• _TASK TO CARRY OUT_
Check each line below for the word "Avery" and give the number of lines that have it, nothing more.

··· RECORDED INFORMATION

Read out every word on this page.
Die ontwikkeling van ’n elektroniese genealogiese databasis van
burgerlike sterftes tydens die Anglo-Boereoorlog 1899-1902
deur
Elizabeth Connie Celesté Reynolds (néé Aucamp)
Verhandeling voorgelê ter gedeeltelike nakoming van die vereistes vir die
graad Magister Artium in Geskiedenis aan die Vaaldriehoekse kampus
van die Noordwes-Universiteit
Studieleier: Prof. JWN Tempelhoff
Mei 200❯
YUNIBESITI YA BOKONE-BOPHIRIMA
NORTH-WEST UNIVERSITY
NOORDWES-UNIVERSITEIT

······
··· RECORDED INFORMATION

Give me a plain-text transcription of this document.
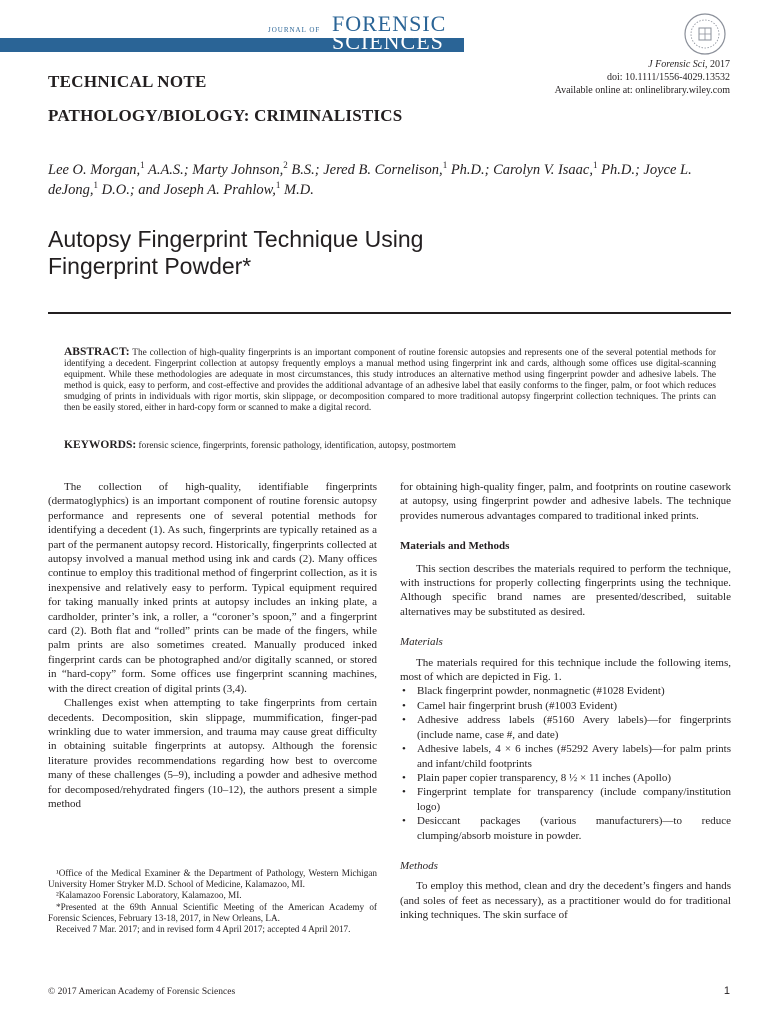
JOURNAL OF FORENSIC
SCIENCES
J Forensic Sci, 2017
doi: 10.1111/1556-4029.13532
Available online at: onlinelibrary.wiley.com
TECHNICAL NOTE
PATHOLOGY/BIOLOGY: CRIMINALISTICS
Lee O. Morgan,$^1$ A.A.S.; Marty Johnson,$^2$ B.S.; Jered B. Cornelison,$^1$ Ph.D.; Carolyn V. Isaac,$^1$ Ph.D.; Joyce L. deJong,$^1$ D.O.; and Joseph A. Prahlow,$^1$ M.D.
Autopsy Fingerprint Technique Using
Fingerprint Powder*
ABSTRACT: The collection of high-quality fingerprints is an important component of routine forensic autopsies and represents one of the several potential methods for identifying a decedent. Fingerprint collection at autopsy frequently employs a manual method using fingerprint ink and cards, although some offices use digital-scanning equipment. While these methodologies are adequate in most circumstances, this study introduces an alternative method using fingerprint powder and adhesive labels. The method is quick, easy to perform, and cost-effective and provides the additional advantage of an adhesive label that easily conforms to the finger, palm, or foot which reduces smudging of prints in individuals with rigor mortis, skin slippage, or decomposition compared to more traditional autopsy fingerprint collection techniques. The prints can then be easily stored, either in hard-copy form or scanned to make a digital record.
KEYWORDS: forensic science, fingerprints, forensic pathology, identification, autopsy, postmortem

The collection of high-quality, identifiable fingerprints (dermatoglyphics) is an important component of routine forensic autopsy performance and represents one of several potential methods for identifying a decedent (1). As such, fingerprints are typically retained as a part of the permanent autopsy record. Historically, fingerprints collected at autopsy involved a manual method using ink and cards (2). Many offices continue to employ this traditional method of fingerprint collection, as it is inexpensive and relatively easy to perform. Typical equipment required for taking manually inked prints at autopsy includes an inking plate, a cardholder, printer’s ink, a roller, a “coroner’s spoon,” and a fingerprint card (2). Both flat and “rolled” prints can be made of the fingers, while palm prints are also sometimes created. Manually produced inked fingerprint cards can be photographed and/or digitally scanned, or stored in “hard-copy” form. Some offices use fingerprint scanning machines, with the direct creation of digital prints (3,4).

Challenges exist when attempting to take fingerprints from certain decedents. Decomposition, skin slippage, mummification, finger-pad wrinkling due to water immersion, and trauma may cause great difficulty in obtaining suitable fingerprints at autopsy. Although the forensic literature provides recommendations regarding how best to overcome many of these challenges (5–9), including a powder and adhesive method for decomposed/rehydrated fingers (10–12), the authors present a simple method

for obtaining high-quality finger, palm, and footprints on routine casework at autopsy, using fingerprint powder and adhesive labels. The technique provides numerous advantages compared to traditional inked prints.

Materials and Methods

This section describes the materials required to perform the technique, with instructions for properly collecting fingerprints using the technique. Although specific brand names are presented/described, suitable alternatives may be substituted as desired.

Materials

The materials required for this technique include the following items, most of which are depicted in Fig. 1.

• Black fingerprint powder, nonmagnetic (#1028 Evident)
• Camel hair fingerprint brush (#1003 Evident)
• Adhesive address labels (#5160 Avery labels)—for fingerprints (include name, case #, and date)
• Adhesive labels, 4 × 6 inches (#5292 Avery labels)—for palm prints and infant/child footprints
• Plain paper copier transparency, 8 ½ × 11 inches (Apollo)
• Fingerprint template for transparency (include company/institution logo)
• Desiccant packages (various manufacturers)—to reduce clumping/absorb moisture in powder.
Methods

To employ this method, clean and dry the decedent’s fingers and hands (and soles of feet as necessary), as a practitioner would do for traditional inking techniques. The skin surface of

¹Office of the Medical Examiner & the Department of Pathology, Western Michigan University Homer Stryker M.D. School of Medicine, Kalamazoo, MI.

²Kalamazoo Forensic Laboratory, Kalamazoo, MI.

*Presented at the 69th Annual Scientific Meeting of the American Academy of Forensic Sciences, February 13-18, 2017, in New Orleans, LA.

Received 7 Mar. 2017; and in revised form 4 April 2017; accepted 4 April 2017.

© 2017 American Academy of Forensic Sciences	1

······

• _WORKED ANSWER_
2